PROBLEM TO WORK ON →
Tally the lines below that contain the word "jsou", and give only that number.

[Data records]

* * *

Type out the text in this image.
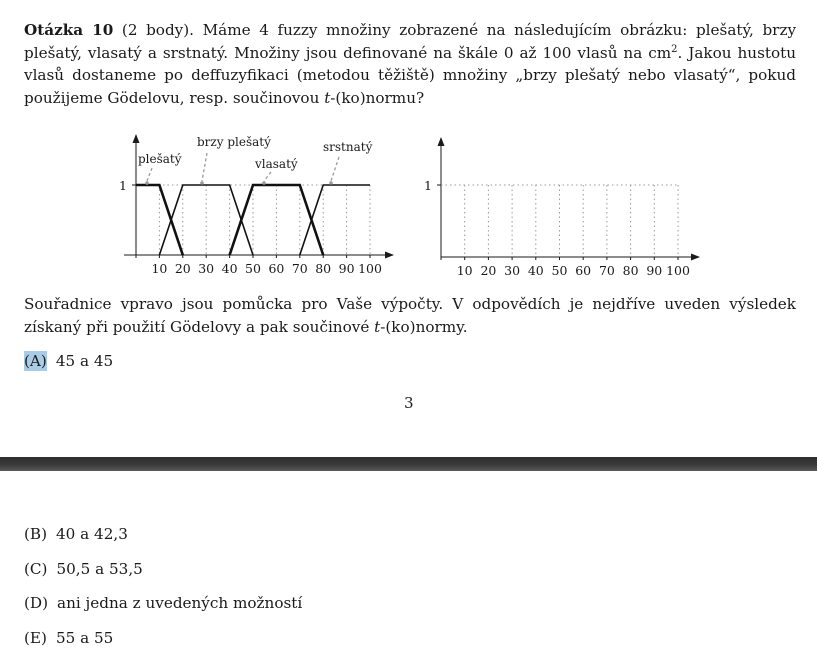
Otázka 10 (2 body). Máme 4 fuzzy množiny zobrazené na následujícím obrázku: plešatý, brzy plešatý, vlasatý a srstnatý. Množiny jsou definované na škále 0 až 100 vlasů na $cm^2$. Jakou hustotu vlasů dostaneme po deffuzyfikaci (metodou těžiště) množiny „brzy plešatý nebo vlasatý“, pokud použijeme Gödelovu, resp. součinovou t-(ko)normu?
10 20 30 40 50 60 70 80 90 100
1
plešatý
brzy plešatý
vlasatý
srstnatý
10 20 30 40 50 60 70 80 90 100
1
Souřadnice vpravo jsou pomůcka pro Vaše výpočty. V odpovědích je nejdříve uveden výsledek získaný při použití Gödelovy a pak součinové t-(ko)normy.
(A) 45 a 45
3
(B) 40 a 42,3
(C) 50,5 a 53,5
(D) ani jedna z uvedených možností
(E) 55 a 55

* * *

RESULT →
2